WHAT TO PRODUCE: Below is a listing; copy all of it exactly.

-*-

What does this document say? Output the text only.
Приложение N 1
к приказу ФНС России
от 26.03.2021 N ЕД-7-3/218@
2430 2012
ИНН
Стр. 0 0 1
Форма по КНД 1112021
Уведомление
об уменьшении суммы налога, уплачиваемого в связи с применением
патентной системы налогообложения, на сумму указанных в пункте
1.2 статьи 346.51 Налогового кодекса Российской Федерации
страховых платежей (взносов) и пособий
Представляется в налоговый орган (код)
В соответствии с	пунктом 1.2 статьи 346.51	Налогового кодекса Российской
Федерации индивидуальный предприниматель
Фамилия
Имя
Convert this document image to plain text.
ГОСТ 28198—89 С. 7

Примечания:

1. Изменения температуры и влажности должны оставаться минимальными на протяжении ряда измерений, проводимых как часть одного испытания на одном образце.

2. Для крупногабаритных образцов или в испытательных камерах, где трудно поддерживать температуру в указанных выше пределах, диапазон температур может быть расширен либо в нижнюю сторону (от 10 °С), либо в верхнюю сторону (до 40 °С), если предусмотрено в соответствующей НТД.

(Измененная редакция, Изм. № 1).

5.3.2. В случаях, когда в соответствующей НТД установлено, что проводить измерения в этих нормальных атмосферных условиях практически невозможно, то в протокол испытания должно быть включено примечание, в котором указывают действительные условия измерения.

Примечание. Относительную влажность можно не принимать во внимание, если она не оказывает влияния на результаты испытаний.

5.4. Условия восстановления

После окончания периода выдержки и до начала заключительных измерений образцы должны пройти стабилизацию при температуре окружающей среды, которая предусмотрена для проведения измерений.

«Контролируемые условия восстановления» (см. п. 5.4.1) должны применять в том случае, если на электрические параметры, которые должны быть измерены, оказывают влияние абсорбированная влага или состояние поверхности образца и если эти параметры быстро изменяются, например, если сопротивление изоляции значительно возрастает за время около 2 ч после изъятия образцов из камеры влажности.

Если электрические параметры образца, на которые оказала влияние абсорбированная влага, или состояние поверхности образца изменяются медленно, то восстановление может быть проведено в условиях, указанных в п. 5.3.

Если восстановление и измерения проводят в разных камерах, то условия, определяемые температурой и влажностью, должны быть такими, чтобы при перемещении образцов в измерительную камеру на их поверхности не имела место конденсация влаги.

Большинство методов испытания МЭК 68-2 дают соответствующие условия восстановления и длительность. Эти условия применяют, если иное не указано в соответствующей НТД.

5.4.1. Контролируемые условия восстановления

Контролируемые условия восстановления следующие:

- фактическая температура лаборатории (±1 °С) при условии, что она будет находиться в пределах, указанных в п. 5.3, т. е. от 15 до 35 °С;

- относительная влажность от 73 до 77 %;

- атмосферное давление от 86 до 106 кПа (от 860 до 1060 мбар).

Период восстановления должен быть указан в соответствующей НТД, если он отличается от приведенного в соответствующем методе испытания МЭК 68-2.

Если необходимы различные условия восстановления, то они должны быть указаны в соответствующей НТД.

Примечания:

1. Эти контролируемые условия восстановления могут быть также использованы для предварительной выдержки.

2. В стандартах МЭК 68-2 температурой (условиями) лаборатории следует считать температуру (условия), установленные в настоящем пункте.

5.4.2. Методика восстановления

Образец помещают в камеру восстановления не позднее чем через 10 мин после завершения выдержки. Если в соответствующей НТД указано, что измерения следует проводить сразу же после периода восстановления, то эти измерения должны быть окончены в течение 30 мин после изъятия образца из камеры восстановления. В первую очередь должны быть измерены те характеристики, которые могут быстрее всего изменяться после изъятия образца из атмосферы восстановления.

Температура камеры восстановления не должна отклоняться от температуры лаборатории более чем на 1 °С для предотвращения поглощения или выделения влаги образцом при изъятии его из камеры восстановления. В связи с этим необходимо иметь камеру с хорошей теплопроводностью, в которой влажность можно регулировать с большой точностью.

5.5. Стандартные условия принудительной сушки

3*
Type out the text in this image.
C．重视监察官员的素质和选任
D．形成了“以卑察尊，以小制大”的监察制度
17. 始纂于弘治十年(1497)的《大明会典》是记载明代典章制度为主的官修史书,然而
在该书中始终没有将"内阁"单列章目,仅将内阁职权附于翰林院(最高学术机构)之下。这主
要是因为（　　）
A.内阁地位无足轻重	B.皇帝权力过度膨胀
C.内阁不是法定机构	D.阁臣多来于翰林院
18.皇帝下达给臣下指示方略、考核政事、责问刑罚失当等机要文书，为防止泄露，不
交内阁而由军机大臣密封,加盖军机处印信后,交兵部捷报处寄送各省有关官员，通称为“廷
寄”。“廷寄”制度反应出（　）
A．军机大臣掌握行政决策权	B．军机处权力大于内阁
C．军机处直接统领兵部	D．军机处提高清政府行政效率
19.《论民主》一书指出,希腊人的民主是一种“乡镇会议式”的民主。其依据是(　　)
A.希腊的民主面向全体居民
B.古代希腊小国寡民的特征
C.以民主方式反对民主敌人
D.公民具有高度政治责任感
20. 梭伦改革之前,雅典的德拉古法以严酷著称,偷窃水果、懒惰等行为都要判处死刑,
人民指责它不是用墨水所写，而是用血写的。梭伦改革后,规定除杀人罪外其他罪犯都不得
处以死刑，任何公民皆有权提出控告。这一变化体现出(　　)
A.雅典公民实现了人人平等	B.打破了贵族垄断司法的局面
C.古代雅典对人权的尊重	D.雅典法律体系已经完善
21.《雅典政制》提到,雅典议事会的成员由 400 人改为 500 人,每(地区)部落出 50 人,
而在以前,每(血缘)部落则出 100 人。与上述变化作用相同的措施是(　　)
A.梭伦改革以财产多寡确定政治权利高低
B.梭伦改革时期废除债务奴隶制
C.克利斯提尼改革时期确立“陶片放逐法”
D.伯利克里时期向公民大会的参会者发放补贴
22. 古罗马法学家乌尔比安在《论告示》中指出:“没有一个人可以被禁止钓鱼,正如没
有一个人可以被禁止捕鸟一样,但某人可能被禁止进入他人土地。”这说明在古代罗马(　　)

-*-

SOLUTION TO THE EXERCISE:
What does this document say? Output the text only.
Приложение N 1
к приказу ФНС России
от 26.03.2021 N ЕД-7-3/218@
2430 2012
ИНН
Стр. 0 0 1
Форма по КНД 1112021
Уведомление
об уменьшении суммы налога, уплачиваемого в связи с применением
патентной системы налогообложения, на сумму указанных в пункте
1.2 статьи 346.51 Налогового кодекса Российской Федерации
страховых платежей (взносов) и пособий
Представляется в налоговый орган (код)
В соответствии с	пунктом 1.2 статьи 346.51	Налогового кодекса Российской
Федерации индивидуальный предприниматель
Фамилия
Имя
Convert this document image to plain text.
ГОСТ 28198—89 С. 7

Примечания:

1. Изменения температуры и влажности должны оставаться минимальными на протяжении ряда измерений, проводимых как часть одного испытания на одном образце.

2. Для крупногабаритных образцов или в испытательных камерах, где трудно поддерживать температуру в указанных выше пределах, диапазон температур может быть расширен либо в нижнюю сторону (от 10 °С), либо в верхнюю сторону (до 40 °С), если предусмотрено в соответствующей НТД.

(Измененная редакция, Изм. № 1).

5.3.2. В случаях, когда в соответствующей НТД установлено, что проводить измерения в этих нормальных атмосферных условиях практически невозможно, то в протокол испытания должно быть включено примечание, в котором указывают действительные условия измерения.

Примечание. Относительную влажность можно не принимать во внимание, если она не оказывает влияния на результаты испытаний.

5.4. Условия восстановления

После окончания периода выдержки и до начала заключительных измерений образцы должны пройти стабилизацию при температуре окружающей среды, которая предусмотрена для проведения измерений.

«Контролируемые условия восстановления» (см. п. 5.4.1) должны применять в том случае, если на электрические параметры, которые должны быть измерены, оказывают влияние абсорбированная влага или состояние поверхности образца и если эти параметры быстро изменяются, например, если сопротивление изоляции значительно возрастает за время около 2 ч после изъятия образцов из камеры влажности.

Если электрические параметры образца, на которые оказала влияние абсорбированная влага, или состояние поверхности образца изменяются медленно, то восстановление может быть проведено в условиях, указанных в п. 5.3.

Если восстановление и измерения проводят в разных камерах, то условия, определяемые температурой и влажностью, должны быть такими, чтобы при перемещении образцов в измерительную камеру на их поверхности не имела место конденсация влаги.

Большинство методов испытания МЭК 68-2 дают соответствующие условия восстановления и длительность. Эти условия применяют, если иное не указано в соответствующей НТД.

5.4.1. Контролируемые условия восстановления

Контролируемые условия восстановления следующие:

- фактическая температура лаборатории (±1 °С) при условии, что она будет находиться в пределах, указанных в п. 5.3, т. е. от 15 до 35 °С;

- относительная влажность от 73 до 77 %;

- атмосферное давление от 86 до 106 кПа (от 860 до 1060 мбар).

Период восстановления должен быть указан в соответствующей НТД, если он отличается от приведенного в соответствующем методе испытания МЭК 68-2.

Если необходимы различные условия восстановления, то они должны быть указаны в соответствующей НТД.

Примечания:

1. Эти контролируемые условия восстановления могут быть также использованы для предварительной выдержки.

2. В стандартах МЭК 68-2 температурой (условиями) лаборатории следует считать температуру (условия), установленные в настоящем пункте.

5.4.2. Методика восстановления

Образец помещают в камеру восстановления не позднее чем через 10 мин после завершения выдержки. Если в соответствующей НТД указано, что измерения следует проводить сразу же после периода восстановления, то эти измерения должны быть окончены в течение 30 мин после изъятия образца из камеры восстановления. В первую очередь должны быть измерены те характеристики, которые могут быстрее всего изменяться после изъятия образца из атмосферы восстановления.

Температура камеры восстановления не должна отклоняться от температуры лаборатории более чем на 1 °С для предотвращения поглощения или выделения влаги образцом при изъятии его из камеры восстановления. В связи с этим необходимо иметь камеру с хорошей теплопроводностью, в которой влажность можно регулировать с большой точностью.

5.5. Стандартные условия принудительной сушки

3*
Type out the text in this image.
C．重视监察官员的素质和选任
D．形成了“以卑察尊，以小制大”的监察制度
17. 始纂于弘治十年(1497)的《大明会典》是记载明代典章制度为主的官修史书,然而
在该书中始终没有将"内阁"单列章目,仅将内阁职权附于翰林院(最高学术机构)之下。这主
要是因为（　　）
A.内阁地位无足轻重	B.皇帝权力过度膨胀
C.内阁不是法定机构	D.阁臣多来于翰林院
18.皇帝下达给臣下指示方略、考核政事、责问刑罚失当等机要文书，为防止泄露，不
交内阁而由军机大臣密封,加盖军机处印信后,交兵部捷报处寄送各省有关官员，通称为“廷
寄”。“廷寄”制度反应出（　）
A．军机大臣掌握行政决策权	B．军机处权力大于内阁
C．军机处直接统领兵部	D．军机处提高清政府行政效率
19.《论民主》一书指出,希腊人的民主是一种“乡镇会议式”的民主。其依据是(　　)
A.希腊的民主面向全体居民
B.古代希腊小国寡民的特征
C.以民主方式反对民主敌人
D.公民具有高度政治责任感
20. 梭伦改革之前,雅典的德拉古法以严酷著称,偷窃水果、懒惰等行为都要判处死刑,
人民指责它不是用墨水所写，而是用血写的。梭伦改革后,规定除杀人罪外其他罪犯都不得
处以死刑，任何公民皆有权提出控告。这一变化体现出(　　)
A.雅典公民实现了人人平等	B.打破了贵族垄断司法的局面
C.古代雅典对人权的尊重	D.雅典法律体系已经完善
21.《雅典政制》提到,雅典议事会的成员由 400 人改为 500 人,每(地区)部落出 50 人,
而在以前,每(血缘)部落则出 100 人。与上述变化作用相同的措施是(　　)
A.梭伦改革以财产多寡确定政治权利高低
B.梭伦改革时期废除债务奴隶制
C.克利斯提尼改革时期确立“陶片放逐法”
D.伯利克里时期向公民大会的参会者发放补贴
22. 古罗马法学家乌尔比安在《论告示》中指出:“没有一个人可以被禁止钓鱼,正如没
有一个人可以被禁止捕鸟一样,但某人可能被禁止进入他人土地。”这说明在古代罗马(　　)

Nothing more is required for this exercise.